Annotated element entries:

□ □ □

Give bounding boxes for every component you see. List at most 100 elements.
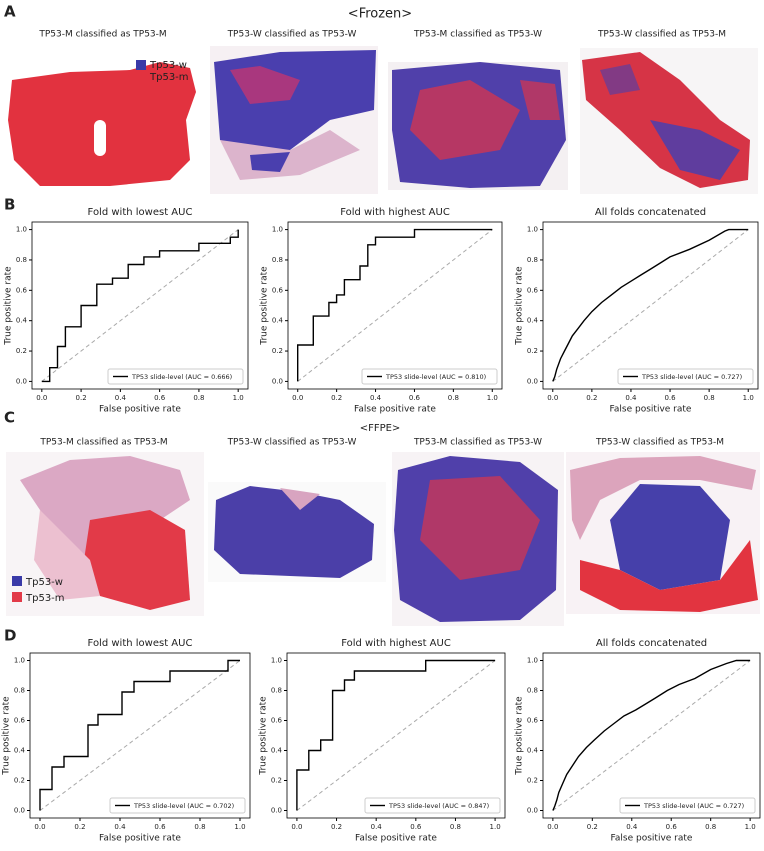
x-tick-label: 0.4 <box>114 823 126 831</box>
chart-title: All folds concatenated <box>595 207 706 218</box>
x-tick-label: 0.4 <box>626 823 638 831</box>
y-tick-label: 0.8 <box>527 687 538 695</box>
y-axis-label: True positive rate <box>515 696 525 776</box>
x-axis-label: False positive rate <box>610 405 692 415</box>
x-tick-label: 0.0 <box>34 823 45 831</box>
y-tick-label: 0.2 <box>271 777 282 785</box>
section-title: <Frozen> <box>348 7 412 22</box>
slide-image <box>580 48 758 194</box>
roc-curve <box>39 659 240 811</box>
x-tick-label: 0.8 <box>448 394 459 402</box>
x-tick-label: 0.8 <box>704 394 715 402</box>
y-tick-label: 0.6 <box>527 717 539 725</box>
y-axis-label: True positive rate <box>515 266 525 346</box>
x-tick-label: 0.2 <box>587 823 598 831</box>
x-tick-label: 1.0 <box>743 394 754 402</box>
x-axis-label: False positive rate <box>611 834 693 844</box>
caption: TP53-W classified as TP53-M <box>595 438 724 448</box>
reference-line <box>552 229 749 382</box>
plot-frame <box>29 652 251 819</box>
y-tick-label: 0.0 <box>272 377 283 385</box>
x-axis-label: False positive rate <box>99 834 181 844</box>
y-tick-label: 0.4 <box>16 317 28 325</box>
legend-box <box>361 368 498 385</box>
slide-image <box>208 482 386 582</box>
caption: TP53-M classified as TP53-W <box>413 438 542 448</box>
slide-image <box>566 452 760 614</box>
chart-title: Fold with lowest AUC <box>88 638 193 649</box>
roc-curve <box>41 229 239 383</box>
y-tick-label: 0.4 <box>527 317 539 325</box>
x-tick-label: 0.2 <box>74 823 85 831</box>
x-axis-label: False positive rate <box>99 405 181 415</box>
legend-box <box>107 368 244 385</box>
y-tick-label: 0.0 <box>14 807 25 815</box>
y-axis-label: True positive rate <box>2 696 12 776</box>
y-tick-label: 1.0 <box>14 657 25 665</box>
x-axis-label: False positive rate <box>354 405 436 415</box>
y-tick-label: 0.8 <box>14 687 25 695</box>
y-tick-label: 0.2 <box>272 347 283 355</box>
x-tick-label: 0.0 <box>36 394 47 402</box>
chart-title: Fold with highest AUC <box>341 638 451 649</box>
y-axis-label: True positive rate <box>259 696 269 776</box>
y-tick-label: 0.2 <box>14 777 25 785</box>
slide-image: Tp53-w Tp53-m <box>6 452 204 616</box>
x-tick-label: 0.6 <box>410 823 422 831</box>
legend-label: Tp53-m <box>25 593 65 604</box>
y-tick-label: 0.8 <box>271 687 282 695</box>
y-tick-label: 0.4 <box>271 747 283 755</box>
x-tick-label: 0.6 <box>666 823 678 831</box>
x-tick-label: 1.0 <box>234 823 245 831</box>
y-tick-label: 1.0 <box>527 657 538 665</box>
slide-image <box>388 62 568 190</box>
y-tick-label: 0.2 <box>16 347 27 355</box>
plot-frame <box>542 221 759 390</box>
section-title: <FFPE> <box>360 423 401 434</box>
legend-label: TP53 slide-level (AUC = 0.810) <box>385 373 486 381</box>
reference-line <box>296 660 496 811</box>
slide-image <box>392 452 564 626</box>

□ □ □

Update the records by changing "True positive rate" to "Sensitivity" wherever it occurs, and write all the lines out again with nothing else altered. Do not include the pictures in your answer.

## THE ANSWER
Give bounding boxes for every component you see. List at most 100 elements.
x-tick-label: 0.4 <box>114 823 126 831</box>
chart-title: All folds concatenated <box>595 207 706 218</box>
x-tick-label: 0.4 <box>626 823 638 831</box>
y-tick-label: 0.8 <box>527 687 538 695</box>
y-axis-label: Sensitivity <box>515 696 525 776</box>
x-axis-label: False positive rate <box>610 405 692 415</box>
x-tick-label: 0.0 <box>34 823 45 831</box>
y-tick-label: 0.2 <box>271 777 282 785</box>
section-title: <Frozen> <box>348 7 412 22</box>
slide-image <box>580 48 758 194</box>
roc-curve <box>39 659 240 811</box>
x-tick-label: 0.8 <box>448 394 459 402</box>
x-tick-label: 0.8 <box>704 394 715 402</box>
y-tick-label: 0.6 <box>527 717 539 725</box>
y-axis-label: Sensitivity <box>515 266 525 346</box>
x-tick-label: 0.2 <box>587 823 598 831</box>
x-tick-label: 1.0 <box>743 394 754 402</box>
x-axis-label: False positive rate <box>611 834 693 844</box>
caption: TP53-W classified as TP53-M <box>595 438 724 448</box>
reference-line <box>552 229 749 382</box>
plot-frame <box>29 652 251 819</box>
y-tick-label: 0.0 <box>272 377 283 385</box>
x-axis-label: False positive rate <box>99 834 181 844</box>
y-tick-label: 0.4 <box>16 317 28 325</box>
legend-box <box>361 368 498 385</box>
slide-image <box>208 482 386 582</box>
caption: TP53-M classified as TP53-W <box>413 438 542 448</box>
slide-image <box>566 452 760 614</box>
chart-title: Fold with lowest AUC <box>88 638 193 649</box>
roc-curve <box>41 229 239 383</box>
y-tick-label: 0.4 <box>527 317 539 325</box>
x-tick-label: 0.2 <box>74 823 85 831</box>
x-axis-label: False positive rate <box>99 405 181 415</box>
legend-box <box>107 368 244 385</box>
y-tick-label: 0.0 <box>14 807 25 815</box>
y-axis-label: Sensitivity <box>2 696 12 776</box>
y-tick-label: 1.0 <box>14 657 25 665</box>
x-axis-label: False positive rate <box>354 405 436 415</box>
y-tick-label: 0.8 <box>14 687 25 695</box>
y-tick-label: 0.2 <box>272 347 283 355</box>
x-tick-label: 0.0 <box>36 394 47 402</box>
chart-title: Fold with highest AUC <box>341 638 451 649</box>
y-axis-label: Sensitivity <box>259 696 269 776</box>
y-tick-label: 0.2 <box>14 777 25 785</box>
slide-image: Tp53-w Tp53-m <box>6 452 204 616</box>
x-tick-label: 0.6 <box>410 823 422 831</box>
legend-label: Tp53-m <box>25 593 65 604</box>
y-tick-label: 0.8 <box>271 687 282 695</box>
y-tick-label: 0.4 <box>271 747 283 755</box>
x-tick-label: 0.6 <box>666 823 678 831</box>
x-tick-label: 1.0 <box>234 823 245 831</box>
y-tick-label: 1.0 <box>527 657 538 665</box>
slide-image <box>388 62 568 190</box>
y-tick-label: 0.2 <box>16 347 27 355</box>
plot-frame <box>542 221 759 390</box>
section-title: <FFPE> <box>360 423 401 434</box>
legend-label: TP53 slide-level (AUC = 0.810) <box>385 373 486 381</box>
reference-line <box>296 660 496 811</box>
slide-image <box>392 452 564 626</box>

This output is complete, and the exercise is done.